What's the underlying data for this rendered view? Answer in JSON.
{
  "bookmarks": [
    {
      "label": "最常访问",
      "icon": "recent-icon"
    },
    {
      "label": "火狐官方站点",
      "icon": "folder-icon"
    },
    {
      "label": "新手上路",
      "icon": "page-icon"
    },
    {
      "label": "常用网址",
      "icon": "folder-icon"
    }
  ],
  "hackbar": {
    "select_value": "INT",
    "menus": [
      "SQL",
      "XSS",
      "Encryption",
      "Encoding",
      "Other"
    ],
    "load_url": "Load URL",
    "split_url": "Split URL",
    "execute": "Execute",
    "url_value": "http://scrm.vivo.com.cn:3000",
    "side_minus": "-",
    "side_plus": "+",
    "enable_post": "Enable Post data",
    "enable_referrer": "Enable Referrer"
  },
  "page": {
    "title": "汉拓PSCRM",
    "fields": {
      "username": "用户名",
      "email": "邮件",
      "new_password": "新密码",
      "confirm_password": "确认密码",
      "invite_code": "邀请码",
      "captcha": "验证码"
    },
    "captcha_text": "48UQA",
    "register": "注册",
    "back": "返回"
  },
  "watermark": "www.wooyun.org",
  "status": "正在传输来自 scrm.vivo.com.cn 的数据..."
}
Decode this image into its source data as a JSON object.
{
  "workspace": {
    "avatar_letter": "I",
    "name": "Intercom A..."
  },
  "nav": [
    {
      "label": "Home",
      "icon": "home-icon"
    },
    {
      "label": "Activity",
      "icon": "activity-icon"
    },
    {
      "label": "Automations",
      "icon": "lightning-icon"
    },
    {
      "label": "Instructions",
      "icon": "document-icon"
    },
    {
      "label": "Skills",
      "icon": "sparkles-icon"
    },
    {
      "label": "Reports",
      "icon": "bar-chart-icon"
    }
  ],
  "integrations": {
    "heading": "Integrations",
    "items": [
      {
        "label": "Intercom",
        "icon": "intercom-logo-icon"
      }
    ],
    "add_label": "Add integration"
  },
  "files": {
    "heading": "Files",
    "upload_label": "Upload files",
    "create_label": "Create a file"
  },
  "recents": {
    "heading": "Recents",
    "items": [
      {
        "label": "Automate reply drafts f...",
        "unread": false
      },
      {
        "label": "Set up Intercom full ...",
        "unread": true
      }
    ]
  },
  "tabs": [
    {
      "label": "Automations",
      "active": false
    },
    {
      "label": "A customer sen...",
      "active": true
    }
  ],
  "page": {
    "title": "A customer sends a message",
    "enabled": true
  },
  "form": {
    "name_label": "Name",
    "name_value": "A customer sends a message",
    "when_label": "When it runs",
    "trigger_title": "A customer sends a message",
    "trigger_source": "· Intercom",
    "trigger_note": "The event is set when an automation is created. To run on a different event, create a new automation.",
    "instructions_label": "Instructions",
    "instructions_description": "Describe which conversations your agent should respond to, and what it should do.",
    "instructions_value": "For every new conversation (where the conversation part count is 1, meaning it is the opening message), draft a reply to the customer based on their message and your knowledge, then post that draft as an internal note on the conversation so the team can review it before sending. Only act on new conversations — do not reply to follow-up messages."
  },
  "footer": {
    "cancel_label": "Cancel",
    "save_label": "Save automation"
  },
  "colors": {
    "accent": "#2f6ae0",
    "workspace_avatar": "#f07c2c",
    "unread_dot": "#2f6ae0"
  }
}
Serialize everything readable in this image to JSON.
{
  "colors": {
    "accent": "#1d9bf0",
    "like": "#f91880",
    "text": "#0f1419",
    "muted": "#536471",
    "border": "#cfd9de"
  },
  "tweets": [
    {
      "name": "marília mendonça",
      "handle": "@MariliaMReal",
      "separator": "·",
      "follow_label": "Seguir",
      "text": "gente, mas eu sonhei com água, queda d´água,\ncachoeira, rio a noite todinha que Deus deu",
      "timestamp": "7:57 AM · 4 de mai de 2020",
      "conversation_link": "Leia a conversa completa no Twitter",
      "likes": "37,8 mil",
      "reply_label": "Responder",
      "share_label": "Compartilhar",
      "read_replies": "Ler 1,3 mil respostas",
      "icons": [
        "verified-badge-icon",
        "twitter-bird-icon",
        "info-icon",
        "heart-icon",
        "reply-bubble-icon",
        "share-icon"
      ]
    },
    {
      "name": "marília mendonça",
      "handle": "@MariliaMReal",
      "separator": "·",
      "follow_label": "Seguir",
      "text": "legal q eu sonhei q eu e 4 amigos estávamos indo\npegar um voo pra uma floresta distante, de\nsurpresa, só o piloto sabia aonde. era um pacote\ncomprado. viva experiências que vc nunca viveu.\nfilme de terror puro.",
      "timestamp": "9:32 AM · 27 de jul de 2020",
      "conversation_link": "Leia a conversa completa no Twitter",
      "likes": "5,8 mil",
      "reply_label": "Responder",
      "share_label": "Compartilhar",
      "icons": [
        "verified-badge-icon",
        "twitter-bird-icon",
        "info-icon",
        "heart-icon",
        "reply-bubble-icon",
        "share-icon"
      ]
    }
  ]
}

§ **WHAT THIS TASK INVOLVES**: Transcribe the full listing above without leaving anything out.

§ **TASK SOLUTION**:
What's the underlying data for this rendered view? Answer in JSON.
{
  "bookmarks": [
    {
      "label": "最常访问",
      "icon": "recent-icon"
    },
    {
      "label": "火狐官方站点",
      "icon": "folder-icon"
    },
    {
      "label": "新手上路",
      "icon": "page-icon"
    },
    {
      "label": "常用网址",
      "icon": "folder-icon"
    }
  ],
  "hackbar": {
    "select_value": "INT",
    "menus": [
      "SQL",
      "XSS",
      "Encryption",
      "Encoding",
      "Other"
    ],
    "load_url": "Load URL",
    "split_url": "Split URL",
    "execute": "Execute",
    "url_value": "http://scrm.vivo.com.cn:3000",
    "side_minus": "-",
    "side_plus": "+",
    "enable_post": "Enable Post data",
    "enable_referrer": "Enable Referrer"
  },
  "page": {
    "title": "汉拓PSCRM",
    "fields": {
      "username": "用户名",
      "email": "邮件",
      "new_password": "新密码",
      "confirm_password": "确认密码",
      "invite_code": "邀请码",
      "captcha": "验证码"
    },
    "captcha_text": "48UQA",
    "register": "注册",
    "back": "返回"
  },
  "watermark": "www.wooyun.org",
  "status": "正在传输来自 scrm.vivo.com.cn 的数据..."
}
Decode this image into its source data as a JSON object.
{
  "workspace": {
    "avatar_letter": "I",
    "name": "Intercom A..."
  },
  "nav": [
    {
      "label": "Home",
      "icon": "home-icon"
    },
    {
      "label": "Activity",
      "icon": "activity-icon"
    },
    {
      "label": "Automations",
      "icon": "lightning-icon"
    },
    {
      "label": "Instructions",
      "icon": "document-icon"
    },
    {
      "label": "Skills",
      "icon": "sparkles-icon"
    },
    {
      "label": "Reports",
      "icon": "bar-chart-icon"
    }
  ],
  "integrations": {
    "heading": "Integrations",
    "items": [
      {
        "label": "Intercom",
        "icon": "intercom-logo-icon"
      }
    ],
    "add_label": "Add integration"
  },
  "files": {
    "heading": "Files",
    "upload_label": "Upload files",
    "create_label": "Create a file"
  },
  "recents": {
    "heading": "Recents",
    "items": [
      {
        "label": "Automate reply drafts f...",
        "unread": false
      },
      {
        "label": "Set up Intercom full ...",
        "unread": true
      }
    ]
  },
  "tabs": [
    {
      "label": "Automations",
      "active": false
    },
    {
      "label": "A customer sen...",
      "active": true
    }
  ],
  "page": {
    "title": "A customer sends a message",
    "enabled": true
  },
  "form": {
    "name_label": "Name",
    "name_value": "A customer sends a message",
    "when_label": "When it runs",
    "trigger_title": "A customer sends a message",
    "trigger_source": "· Intercom",
    "trigger_note": "The event is set when an automation is created. To run on a different event, create a new automation.",
    "instructions_label": "Instructions",
    "instructions_description": "Describe which conversations your agent should respond to, and what it should do.",
    "instructions_value": "For every new conversation (where the conversation part count is 1, meaning it is the opening message), draft a reply to the customer based on their message and your knowledge, then post that draft as an internal note on the conversation so the team can review it before sending. Only act on new conversations — do not reply to follow-up messages."
  },
  "footer": {
    "cancel_label": "Cancel",
    "save_label": "Save automation"
  },
  "colors": {
    "accent": "#2f6ae0",
    "workspace_avatar": "#f07c2c",
    "unread_dot": "#2f6ae0"
  }
}
Serialize everything readable in this image to JSON.
{
  "colors": {
    "accent": "#1d9bf0",
    "like": "#f91880",
    "text": "#0f1419",
    "muted": "#536471",
    "border": "#cfd9de"
  },
  "tweets": [
    {
      "name": "marília mendonça",
      "handle": "@MariliaMReal",
      "separator": "·",
      "follow_label": "Seguir",
      "text": "gente, mas eu sonhei com água, queda d´água,\ncachoeira, rio a noite todinha que Deus deu",
      "timestamp": "7:57 AM · 4 de mai de 2020",
      "conversation_link": "Leia a conversa completa no Twitter",
      "likes": "37,8 mil",
      "reply_label": "Responder",
      "share_label": "Compartilhar",
      "read_replies": "Ler 1,3 mil respostas",
      "icons": [
        "verified-badge-icon",
        "twitter-bird-icon",
        "info-icon",
        "heart-icon",
        "reply-bubble-icon",
        "share-icon"
      ]
    },
    {
      "name": "marília mendonça",
      "handle": "@MariliaMReal",
      "separator": "·",
      "follow_label": "Seguir",
      "text": "legal q eu sonhei q eu e 4 amigos estávamos indo\npegar um voo pra uma floresta distante, de\nsurpresa, só o piloto sabia aonde. era um pacote\ncomprado. viva experiências que vc nunca viveu.\nfilme de terror puro.",
      "timestamp": "9:32 AM · 27 de jul de 2020",
      "conversation_link": "Leia a conversa completa no Twitter",
      "likes": "5,8 mil",
      "reply_label": "Responder",
      "share_label": "Compartilhar",
      "icons": [
        "verified-badge-icon",
        "twitter-bird-icon",
        "info-icon",
        "heart-icon",
        "reply-bubble-icon",
        "share-icon"
      ]
    }
  ]
}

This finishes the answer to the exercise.